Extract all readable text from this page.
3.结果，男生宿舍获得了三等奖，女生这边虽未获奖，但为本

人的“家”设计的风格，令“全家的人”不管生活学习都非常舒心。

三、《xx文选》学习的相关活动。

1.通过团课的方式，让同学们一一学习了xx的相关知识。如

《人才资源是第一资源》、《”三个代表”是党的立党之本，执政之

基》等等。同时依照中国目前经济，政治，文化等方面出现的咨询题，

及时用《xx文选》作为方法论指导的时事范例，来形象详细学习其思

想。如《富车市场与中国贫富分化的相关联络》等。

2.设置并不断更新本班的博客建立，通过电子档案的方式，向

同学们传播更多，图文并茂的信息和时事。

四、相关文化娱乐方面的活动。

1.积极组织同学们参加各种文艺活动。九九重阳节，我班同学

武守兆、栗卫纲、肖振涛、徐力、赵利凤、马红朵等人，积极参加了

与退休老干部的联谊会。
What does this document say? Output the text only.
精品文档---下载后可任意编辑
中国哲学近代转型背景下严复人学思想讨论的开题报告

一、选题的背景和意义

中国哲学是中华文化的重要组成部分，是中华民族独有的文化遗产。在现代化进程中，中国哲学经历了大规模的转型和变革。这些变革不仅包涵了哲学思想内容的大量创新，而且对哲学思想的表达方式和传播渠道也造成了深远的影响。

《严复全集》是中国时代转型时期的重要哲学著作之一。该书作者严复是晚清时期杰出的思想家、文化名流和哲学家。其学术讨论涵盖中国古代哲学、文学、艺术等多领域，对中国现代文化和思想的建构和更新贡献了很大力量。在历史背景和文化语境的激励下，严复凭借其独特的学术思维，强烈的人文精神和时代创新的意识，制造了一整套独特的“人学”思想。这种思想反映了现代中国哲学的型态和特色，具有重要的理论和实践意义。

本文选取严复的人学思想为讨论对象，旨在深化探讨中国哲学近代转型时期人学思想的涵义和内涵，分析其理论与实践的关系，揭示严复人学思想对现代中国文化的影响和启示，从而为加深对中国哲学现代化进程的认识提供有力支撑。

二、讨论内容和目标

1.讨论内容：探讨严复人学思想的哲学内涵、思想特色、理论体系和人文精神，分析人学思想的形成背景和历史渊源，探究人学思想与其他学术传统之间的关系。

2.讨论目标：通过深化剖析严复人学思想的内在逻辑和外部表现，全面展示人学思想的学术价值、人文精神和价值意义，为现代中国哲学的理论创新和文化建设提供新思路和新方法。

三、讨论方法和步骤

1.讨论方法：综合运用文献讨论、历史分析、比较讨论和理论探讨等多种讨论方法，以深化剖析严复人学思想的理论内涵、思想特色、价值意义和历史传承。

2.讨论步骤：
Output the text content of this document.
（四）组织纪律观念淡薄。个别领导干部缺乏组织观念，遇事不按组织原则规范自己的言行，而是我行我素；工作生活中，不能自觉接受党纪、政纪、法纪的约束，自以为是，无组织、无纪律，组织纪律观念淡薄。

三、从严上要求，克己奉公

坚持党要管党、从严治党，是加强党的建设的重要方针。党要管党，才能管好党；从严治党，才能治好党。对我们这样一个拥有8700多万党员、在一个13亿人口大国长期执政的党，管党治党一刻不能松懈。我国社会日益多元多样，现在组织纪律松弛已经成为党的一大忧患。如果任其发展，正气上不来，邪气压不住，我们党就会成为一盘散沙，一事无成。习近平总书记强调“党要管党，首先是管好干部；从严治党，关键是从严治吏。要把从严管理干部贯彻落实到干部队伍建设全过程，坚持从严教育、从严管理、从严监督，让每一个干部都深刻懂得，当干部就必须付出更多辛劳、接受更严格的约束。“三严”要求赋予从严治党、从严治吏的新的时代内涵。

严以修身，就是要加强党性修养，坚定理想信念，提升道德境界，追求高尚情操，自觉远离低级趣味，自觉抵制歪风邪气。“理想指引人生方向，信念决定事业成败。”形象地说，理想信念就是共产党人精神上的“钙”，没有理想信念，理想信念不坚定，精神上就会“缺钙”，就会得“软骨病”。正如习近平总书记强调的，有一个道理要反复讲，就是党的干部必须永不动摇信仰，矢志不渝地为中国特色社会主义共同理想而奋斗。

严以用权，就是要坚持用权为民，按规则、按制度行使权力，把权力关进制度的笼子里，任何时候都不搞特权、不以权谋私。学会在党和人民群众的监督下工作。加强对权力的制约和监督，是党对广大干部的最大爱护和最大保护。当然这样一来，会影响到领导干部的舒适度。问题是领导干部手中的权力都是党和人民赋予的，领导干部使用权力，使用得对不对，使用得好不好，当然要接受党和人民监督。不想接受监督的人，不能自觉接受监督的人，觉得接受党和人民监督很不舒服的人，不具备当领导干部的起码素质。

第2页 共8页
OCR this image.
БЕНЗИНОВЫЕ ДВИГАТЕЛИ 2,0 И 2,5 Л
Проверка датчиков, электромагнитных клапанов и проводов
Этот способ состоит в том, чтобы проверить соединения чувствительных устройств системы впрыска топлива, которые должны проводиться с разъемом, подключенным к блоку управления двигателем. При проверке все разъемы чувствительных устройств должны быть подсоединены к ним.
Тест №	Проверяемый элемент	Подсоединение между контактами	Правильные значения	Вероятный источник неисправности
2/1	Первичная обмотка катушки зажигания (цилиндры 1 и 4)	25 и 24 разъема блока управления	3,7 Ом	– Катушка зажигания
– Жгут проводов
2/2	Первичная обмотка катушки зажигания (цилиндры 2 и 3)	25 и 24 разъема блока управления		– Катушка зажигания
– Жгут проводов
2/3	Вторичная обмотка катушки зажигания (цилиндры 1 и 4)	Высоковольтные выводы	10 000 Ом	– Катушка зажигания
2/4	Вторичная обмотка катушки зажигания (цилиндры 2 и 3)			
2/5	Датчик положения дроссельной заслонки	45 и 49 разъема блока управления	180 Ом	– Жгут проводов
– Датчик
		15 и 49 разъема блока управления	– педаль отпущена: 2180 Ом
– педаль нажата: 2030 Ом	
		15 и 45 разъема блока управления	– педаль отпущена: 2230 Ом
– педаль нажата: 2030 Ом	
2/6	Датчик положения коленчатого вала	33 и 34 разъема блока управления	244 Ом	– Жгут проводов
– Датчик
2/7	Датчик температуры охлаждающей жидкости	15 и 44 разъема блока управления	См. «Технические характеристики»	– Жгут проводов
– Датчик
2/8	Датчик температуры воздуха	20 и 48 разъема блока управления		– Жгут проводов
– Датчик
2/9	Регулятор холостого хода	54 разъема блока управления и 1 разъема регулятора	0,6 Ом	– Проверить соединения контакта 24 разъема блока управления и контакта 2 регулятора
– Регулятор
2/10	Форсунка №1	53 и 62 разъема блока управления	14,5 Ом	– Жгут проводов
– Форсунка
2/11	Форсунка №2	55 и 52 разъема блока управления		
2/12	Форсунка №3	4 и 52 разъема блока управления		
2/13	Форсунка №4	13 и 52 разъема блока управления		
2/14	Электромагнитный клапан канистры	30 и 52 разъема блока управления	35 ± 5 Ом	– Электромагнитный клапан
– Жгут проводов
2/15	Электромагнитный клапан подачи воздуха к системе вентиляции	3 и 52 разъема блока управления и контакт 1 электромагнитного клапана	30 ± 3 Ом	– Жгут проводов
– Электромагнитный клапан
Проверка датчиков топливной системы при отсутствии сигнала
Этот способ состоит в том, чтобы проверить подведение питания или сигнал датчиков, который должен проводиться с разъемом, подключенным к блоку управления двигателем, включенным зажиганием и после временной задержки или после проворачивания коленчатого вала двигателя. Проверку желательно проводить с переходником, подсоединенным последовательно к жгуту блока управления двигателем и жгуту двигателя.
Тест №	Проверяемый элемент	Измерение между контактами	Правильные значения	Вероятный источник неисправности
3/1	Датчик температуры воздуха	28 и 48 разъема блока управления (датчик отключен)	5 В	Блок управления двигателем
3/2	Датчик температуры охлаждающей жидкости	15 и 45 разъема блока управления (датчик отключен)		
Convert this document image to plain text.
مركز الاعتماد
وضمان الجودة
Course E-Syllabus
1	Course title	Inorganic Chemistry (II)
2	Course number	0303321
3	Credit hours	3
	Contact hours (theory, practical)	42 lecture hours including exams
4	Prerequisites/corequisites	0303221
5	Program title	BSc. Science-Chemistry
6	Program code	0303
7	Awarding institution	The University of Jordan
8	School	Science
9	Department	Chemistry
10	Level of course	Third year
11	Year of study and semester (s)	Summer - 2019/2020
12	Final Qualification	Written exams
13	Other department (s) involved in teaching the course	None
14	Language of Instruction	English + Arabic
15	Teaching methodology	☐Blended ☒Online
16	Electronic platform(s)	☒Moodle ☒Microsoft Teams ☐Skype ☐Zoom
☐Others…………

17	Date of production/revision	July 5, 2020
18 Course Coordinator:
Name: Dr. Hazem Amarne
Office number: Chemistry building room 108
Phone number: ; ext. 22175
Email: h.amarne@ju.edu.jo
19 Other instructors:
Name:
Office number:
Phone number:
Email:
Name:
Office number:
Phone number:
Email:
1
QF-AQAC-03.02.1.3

=====

▶ _Task details_: Pull every line containing "Тест" from the data.

▶ _Task result_:
Тест №	Проверяемый элемент	Подсоединение между контактами	Правильные значения	Вероятный источник неисправности
Тест №	Проверяемый элемент	Измерение между контактами	Правильные значения	Вероятный источник неисправности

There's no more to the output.